↓

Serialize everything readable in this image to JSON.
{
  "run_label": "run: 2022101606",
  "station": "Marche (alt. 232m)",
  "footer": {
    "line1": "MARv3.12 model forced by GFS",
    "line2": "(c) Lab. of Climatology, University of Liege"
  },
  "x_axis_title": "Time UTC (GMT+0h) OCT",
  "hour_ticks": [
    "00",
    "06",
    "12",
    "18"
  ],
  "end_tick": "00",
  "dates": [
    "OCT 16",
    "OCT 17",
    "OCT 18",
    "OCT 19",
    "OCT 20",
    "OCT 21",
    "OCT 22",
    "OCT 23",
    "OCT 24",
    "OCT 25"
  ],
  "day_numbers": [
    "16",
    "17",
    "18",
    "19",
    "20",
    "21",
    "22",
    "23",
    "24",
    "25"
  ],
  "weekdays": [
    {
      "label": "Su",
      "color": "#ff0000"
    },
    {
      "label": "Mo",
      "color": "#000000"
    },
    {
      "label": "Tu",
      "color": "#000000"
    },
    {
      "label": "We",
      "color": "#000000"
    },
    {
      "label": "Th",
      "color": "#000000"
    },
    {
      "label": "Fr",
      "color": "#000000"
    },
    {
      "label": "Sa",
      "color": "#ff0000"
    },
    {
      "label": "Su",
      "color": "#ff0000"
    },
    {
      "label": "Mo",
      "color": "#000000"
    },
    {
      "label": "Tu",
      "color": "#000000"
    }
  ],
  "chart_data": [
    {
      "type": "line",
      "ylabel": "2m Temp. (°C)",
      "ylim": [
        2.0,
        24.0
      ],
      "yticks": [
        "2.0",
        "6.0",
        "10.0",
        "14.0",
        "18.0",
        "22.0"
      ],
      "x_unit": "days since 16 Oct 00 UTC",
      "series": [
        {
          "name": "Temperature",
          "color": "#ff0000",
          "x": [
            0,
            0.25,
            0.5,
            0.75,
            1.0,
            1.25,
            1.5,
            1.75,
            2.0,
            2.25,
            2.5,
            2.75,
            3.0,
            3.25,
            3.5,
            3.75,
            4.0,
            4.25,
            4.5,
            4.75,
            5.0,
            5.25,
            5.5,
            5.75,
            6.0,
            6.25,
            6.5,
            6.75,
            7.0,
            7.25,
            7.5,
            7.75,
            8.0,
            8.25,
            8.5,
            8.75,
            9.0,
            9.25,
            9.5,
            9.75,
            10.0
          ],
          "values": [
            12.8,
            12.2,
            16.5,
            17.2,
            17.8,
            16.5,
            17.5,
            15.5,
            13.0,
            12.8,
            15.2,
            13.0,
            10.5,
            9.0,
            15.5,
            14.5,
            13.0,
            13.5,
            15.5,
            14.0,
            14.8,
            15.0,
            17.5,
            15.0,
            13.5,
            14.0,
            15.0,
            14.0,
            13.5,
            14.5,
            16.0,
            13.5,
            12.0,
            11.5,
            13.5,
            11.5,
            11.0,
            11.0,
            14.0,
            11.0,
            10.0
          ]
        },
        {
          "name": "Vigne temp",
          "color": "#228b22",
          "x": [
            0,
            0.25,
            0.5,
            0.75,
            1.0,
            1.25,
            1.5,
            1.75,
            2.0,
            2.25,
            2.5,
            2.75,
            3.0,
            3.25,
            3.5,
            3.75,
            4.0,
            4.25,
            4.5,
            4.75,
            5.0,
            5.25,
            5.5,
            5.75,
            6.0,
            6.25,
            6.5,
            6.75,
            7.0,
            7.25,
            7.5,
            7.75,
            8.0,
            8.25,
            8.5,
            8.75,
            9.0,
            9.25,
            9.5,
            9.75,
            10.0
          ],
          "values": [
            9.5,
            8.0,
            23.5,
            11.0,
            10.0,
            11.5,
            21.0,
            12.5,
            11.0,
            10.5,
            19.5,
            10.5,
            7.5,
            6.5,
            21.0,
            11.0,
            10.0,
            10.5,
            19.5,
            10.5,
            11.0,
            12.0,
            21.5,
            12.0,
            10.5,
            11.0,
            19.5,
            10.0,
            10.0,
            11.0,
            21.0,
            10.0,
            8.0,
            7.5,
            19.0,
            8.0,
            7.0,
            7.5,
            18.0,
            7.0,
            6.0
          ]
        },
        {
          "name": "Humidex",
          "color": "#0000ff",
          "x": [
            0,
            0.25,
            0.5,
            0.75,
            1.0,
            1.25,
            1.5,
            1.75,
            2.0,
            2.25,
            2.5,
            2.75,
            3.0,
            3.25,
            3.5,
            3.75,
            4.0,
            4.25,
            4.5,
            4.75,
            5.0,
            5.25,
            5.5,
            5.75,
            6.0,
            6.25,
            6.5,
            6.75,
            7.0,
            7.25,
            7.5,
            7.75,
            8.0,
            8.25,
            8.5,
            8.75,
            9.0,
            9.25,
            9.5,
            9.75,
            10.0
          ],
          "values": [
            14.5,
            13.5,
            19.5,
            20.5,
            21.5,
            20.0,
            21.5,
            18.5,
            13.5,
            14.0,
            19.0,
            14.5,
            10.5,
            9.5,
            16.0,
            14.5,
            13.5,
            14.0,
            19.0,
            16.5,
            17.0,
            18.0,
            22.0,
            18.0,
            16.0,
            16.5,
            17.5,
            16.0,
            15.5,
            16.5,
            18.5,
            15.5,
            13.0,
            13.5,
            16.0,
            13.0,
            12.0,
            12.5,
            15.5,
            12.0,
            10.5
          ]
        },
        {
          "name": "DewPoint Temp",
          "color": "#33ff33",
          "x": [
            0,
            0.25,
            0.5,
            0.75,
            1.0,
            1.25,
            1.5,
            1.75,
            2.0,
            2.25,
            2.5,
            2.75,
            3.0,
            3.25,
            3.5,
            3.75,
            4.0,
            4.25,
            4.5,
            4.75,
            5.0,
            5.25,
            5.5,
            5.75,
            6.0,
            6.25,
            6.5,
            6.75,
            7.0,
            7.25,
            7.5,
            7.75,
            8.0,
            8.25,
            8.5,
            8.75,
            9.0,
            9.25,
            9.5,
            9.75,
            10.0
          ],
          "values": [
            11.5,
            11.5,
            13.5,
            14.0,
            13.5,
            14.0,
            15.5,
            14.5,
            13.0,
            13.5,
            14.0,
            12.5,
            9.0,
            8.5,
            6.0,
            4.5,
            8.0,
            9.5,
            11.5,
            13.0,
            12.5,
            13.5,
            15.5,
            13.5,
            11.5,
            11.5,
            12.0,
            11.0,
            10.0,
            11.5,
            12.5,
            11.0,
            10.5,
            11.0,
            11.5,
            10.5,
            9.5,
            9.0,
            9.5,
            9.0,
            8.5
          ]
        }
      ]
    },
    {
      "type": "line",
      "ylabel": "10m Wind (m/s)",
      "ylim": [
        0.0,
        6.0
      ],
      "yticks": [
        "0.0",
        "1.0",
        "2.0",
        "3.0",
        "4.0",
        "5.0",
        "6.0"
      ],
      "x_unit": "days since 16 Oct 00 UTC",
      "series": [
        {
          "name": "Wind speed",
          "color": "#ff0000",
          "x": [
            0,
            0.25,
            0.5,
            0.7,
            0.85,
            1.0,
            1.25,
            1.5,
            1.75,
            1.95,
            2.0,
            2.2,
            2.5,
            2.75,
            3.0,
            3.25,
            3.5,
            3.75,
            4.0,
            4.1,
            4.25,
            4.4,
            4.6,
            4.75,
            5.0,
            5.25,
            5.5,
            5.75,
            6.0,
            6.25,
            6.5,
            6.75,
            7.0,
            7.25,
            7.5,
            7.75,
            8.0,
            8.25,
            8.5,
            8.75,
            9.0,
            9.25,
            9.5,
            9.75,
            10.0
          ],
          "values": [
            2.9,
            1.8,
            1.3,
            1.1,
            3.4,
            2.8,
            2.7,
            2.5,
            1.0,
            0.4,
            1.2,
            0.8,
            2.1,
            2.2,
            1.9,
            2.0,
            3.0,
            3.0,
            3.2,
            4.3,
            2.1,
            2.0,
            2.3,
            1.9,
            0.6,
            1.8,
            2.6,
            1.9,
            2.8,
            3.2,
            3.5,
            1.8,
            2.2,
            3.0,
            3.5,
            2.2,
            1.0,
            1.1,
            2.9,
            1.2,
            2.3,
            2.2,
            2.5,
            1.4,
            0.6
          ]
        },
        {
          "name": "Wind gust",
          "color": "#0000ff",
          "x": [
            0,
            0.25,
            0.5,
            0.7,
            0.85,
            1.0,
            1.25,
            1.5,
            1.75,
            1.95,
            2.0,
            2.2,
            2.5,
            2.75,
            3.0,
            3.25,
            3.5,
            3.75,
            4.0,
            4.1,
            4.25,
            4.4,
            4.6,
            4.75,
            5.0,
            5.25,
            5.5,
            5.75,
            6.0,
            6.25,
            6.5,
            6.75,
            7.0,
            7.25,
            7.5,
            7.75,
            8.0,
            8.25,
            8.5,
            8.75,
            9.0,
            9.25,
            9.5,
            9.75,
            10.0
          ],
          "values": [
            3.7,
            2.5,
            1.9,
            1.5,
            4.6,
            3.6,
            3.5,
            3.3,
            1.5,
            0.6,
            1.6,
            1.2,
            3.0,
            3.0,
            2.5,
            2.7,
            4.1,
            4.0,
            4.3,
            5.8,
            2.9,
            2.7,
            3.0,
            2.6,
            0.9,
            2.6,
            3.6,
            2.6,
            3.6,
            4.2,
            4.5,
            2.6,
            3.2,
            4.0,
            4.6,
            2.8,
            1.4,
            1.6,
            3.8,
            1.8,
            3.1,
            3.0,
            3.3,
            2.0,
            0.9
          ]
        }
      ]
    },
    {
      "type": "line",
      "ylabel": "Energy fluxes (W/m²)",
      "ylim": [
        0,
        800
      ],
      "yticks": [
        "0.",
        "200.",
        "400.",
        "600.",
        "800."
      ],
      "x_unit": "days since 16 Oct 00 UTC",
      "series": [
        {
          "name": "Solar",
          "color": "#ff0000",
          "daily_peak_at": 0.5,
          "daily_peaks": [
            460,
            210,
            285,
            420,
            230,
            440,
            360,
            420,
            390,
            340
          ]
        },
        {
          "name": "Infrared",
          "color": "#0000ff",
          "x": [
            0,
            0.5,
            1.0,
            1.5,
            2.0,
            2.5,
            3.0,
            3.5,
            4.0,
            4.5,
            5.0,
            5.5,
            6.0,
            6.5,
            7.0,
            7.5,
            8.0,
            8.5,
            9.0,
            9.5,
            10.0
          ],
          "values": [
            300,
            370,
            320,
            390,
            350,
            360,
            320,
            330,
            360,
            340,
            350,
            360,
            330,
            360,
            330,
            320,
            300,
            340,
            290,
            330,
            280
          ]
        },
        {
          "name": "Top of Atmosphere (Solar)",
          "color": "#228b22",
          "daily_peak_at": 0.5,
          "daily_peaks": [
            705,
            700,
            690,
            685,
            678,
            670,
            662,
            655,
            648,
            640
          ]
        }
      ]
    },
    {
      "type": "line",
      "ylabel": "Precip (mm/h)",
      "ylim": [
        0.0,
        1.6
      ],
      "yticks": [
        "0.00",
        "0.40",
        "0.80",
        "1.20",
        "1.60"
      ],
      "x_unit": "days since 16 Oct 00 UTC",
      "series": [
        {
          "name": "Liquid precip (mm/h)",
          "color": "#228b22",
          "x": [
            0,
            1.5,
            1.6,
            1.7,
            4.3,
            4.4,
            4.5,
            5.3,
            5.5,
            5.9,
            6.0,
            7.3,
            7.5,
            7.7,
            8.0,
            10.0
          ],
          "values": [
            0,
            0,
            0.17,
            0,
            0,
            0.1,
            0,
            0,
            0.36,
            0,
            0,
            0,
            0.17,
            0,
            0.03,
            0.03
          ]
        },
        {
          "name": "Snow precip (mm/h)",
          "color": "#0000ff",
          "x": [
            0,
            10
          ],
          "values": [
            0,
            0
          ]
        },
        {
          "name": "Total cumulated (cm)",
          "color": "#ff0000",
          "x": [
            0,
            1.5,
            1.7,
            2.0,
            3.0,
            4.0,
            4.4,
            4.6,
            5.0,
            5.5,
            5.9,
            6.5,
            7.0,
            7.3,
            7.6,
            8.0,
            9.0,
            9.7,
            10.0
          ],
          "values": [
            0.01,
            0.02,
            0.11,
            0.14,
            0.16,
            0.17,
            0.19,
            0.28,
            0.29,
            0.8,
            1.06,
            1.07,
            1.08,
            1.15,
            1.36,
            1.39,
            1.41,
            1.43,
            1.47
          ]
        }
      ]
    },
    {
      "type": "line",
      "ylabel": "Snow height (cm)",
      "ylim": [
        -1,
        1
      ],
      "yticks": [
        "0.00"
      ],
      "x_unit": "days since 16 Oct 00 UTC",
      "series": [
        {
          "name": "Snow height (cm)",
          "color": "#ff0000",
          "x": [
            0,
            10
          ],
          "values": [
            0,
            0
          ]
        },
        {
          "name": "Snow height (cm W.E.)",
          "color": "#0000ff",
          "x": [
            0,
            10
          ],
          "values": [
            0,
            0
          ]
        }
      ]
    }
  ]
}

↑

Which lines hold the word "ylabel"? Copy all of them.

      "ylabel": "2m Temp. (°C)",
      "ylabel": "10m Wind (m/s)",
      "ylabel": "Energy fluxes (W/m²)",
      "ylabel": "Precip (mm/h)",
      "ylabel": "Snow height (cm)",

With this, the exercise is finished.